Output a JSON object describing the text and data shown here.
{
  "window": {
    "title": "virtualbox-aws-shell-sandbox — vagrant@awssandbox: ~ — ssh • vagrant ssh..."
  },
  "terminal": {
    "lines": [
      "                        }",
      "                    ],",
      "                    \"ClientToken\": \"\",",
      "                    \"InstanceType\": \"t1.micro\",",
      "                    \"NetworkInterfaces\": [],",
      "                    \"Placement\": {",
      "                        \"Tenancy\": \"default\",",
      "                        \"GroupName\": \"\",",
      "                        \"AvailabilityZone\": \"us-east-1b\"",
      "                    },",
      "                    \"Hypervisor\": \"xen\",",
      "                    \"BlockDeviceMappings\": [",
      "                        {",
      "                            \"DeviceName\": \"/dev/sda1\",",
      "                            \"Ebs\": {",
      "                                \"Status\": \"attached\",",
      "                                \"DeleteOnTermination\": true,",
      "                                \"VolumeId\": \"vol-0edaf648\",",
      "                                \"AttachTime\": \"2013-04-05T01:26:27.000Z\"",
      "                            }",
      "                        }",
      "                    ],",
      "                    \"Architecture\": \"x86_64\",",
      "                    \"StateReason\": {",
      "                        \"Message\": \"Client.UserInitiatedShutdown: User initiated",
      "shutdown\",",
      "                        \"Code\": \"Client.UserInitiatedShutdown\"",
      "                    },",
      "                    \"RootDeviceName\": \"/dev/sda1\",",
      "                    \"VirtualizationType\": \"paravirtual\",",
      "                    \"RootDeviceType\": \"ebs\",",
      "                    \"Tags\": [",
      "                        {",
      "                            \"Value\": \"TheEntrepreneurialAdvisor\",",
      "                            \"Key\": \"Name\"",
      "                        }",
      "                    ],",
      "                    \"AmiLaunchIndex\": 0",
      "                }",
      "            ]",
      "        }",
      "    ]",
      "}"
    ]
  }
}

● **What is expected**
Exact output of every entry is required.

● **Solution for this problem**
Output a JSON object describing the text and data shown here.
{
  "window": {
    "title": "virtualbox-aws-shell-sandbox — vagrant@awssandbox: ~ — ssh • vagrant ssh..."
  },
  "terminal": {
    "lines": [
      "                        }",
      "                    ],",
      "                    \"ClientToken\": \"\",",
      "                    \"InstanceType\": \"t1.micro\",",
      "                    \"NetworkInterfaces\": [],",
      "                    \"Placement\": {",
      "                        \"Tenancy\": \"default\",",
      "                        \"GroupName\": \"\",",
      "                        \"AvailabilityZone\": \"us-east-1b\"",
      "                    },",
      "                    \"Hypervisor\": \"xen\",",
      "                    \"BlockDeviceMappings\": [",
      "                        {",
      "                            \"DeviceName\": \"/dev/sda1\",",
      "                            \"Ebs\": {",
      "                                \"Status\": \"attached\",",
      "                                \"DeleteOnTermination\": true,",
      "                                \"VolumeId\": \"vol-0edaf648\",",
      "                                \"AttachTime\": \"2013-04-05T01:26:27.000Z\"",
      "                            }",
      "                        }",
      "                    ],",
      "                    \"Architecture\": \"x86_64\",",
      "                    \"StateReason\": {",
      "                        \"Message\": \"Client.UserInitiatedShutdown: User initiated",
      "shutdown\",",
      "                        \"Code\": \"Client.UserInitiatedShutdown\"",
      "                    },",
      "                    \"RootDeviceName\": \"/dev/sda1\",",
      "                    \"VirtualizationType\": \"paravirtual\",",
      "                    \"RootDeviceType\": \"ebs\",",
      "                    \"Tags\": [",
      "                        {",
      "                            \"Value\": \"TheEntrepreneurialAdvisor\",",
      "                            \"Key\": \"Name\"",
      "                        }",
      "                    ],",
      "                    \"AmiLaunchIndex\": 0",
      "                }",
      "            ]",
      "        }",
      "    ]",
      "}"
    ]
  }
}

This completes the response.